_Written request_.
Copy the data below line for line, leaving every character unchanged.

_Records for the exercise_.
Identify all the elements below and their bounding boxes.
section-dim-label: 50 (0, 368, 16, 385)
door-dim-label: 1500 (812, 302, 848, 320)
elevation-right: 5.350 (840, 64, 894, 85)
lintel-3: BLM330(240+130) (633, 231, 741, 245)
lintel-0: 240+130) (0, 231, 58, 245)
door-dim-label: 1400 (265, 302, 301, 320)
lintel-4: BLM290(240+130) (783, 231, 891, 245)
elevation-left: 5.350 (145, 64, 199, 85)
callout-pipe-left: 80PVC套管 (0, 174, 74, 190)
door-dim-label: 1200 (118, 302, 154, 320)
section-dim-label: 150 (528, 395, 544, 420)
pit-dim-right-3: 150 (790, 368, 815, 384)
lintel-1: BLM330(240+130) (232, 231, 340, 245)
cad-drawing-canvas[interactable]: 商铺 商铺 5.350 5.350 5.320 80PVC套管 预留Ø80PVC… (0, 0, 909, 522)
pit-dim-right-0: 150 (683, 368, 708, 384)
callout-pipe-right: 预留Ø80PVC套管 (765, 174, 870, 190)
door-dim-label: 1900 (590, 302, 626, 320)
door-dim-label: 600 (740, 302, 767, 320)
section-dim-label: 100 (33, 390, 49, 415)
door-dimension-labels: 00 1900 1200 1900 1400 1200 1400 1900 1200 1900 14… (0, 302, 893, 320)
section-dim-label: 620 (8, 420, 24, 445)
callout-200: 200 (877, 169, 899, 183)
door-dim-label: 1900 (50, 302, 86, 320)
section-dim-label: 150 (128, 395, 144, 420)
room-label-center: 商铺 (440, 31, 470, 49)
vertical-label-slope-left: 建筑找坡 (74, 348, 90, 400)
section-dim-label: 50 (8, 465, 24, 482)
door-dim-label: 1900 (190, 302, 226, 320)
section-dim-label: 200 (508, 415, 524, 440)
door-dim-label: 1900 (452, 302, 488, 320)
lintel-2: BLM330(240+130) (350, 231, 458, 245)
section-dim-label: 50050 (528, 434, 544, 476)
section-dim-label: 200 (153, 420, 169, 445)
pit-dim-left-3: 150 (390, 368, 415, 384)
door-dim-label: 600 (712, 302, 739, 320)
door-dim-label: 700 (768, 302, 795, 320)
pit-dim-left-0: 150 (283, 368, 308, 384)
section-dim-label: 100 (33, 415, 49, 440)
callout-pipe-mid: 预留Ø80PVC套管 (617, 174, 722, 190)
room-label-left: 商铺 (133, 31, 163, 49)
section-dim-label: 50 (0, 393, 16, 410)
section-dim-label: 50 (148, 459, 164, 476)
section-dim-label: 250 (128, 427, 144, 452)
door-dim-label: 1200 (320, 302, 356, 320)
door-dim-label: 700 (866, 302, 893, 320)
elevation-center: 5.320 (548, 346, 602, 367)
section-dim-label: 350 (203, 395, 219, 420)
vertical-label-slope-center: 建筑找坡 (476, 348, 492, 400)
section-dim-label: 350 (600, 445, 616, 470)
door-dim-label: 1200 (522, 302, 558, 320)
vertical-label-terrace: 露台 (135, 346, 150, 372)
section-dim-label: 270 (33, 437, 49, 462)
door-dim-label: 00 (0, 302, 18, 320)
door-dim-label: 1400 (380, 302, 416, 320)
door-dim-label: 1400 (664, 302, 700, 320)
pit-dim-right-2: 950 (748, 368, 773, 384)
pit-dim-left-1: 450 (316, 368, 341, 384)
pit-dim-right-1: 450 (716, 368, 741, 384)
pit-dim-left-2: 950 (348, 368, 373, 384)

_The response_.
Identify all the elements below and their bounding boxes.
section-dim-label: 50 (0, 368, 16, 385)
door-dim-label: 1500 (812, 302, 848, 320)
elevation-right: 5.350 (840, 64, 894, 85)
lintel-3: BLM330(240+130) (633, 231, 741, 245)
lintel-0: 240+130) (0, 231, 58, 245)
door-dim-label: 1400 (265, 302, 301, 320)
lintel-4: BLM290(240+130) (783, 231, 891, 245)
elevation-left: 5.350 (145, 64, 199, 85)
callout-pipe-left: 80PVC套管 (0, 174, 74, 190)
door-dim-label: 1200 (118, 302, 154, 320)
section-dim-label: 150 (528, 395, 544, 420)
pit-dim-right-3: 150 (790, 368, 815, 384)
lintel-1: BLM330(240+130) (232, 231, 340, 245)
cad-drawing-canvas[interactable]: 商铺 商铺 5.350 5.350 5.320 80PVC套管 预留Ø80PVC… (0, 0, 909, 522)
pit-dim-right-0: 150 (683, 368, 708, 384)
callout-pipe-right: 预留Ø80PVC套管 (765, 174, 870, 190)
door-dim-label: 1900 (590, 302, 626, 320)
door-dim-label: 600 (740, 302, 767, 320)
section-dim-label: 100 (33, 390, 49, 415)
door-dimension-labels: 00 1900 1200 1900 1400 1200 1400 1900 1200 1900 14… (0, 302, 893, 320)
section-dim-label: 620 (8, 420, 24, 445)
callout-200: 200 (877, 169, 899, 183)
door-dim-label: 1900 (50, 302, 86, 320)
section-dim-label: 150 (128, 395, 144, 420)
room-label-center: 商铺 (440, 31, 470, 49)
vertical-label-slope-left: 建筑找坡 (74, 348, 90, 400)
section-dim-label: 50 (8, 465, 24, 482)
door-dim-label: 1900 (190, 302, 226, 320)
section-dim-label: 200 (508, 415, 524, 440)
door-dim-label: 1900 (452, 302, 488, 320)
lintel-2: BLM330(240+130) (350, 231, 458, 245)
section-dim-label: 50050 (528, 434, 544, 476)
section-dim-label: 200 (153, 420, 169, 445)
pit-dim-left-3: 150 (390, 368, 415, 384)
door-dim-label: 600 (712, 302, 739, 320)
door-dim-label: 700 (768, 302, 795, 320)
pit-dim-left-0: 150 (283, 368, 308, 384)
section-dim-label: 100 (33, 415, 49, 440)
callout-pipe-mid: 预留Ø80PVC套管 (617, 174, 722, 190)
room-label-left: 商铺 (133, 31, 163, 49)
section-dim-label: 50 (0, 393, 16, 410)
section-dim-label: 50 (148, 459, 164, 476)
section-dim-label: 250 (128, 427, 144, 452)
door-dim-label: 1200 (320, 302, 356, 320)
door-dim-label: 700 (866, 302, 893, 320)
elevation-center: 5.320 (548, 346, 602, 367)
section-dim-label: 350 (203, 395, 219, 420)
vertical-label-slope-center: 建筑找坡 (476, 348, 492, 400)
section-dim-label: 350 (600, 445, 616, 470)
door-dim-label: 1200 (522, 302, 558, 320)
vertical-label-terrace: 露台 (135, 346, 150, 372)
section-dim-label: 270 (33, 437, 49, 462)
door-dim-label: 00 (0, 302, 18, 320)
door-dim-label: 1400 (380, 302, 416, 320)
door-dim-label: 1400 (664, 302, 700, 320)
pit-dim-right-2: 950 (748, 368, 773, 384)
pit-dim-left-1: 450 (316, 368, 341, 384)
pit-dim-right-1: 450 (716, 368, 741, 384)
pit-dim-left-2: 950 (348, 368, 373, 384)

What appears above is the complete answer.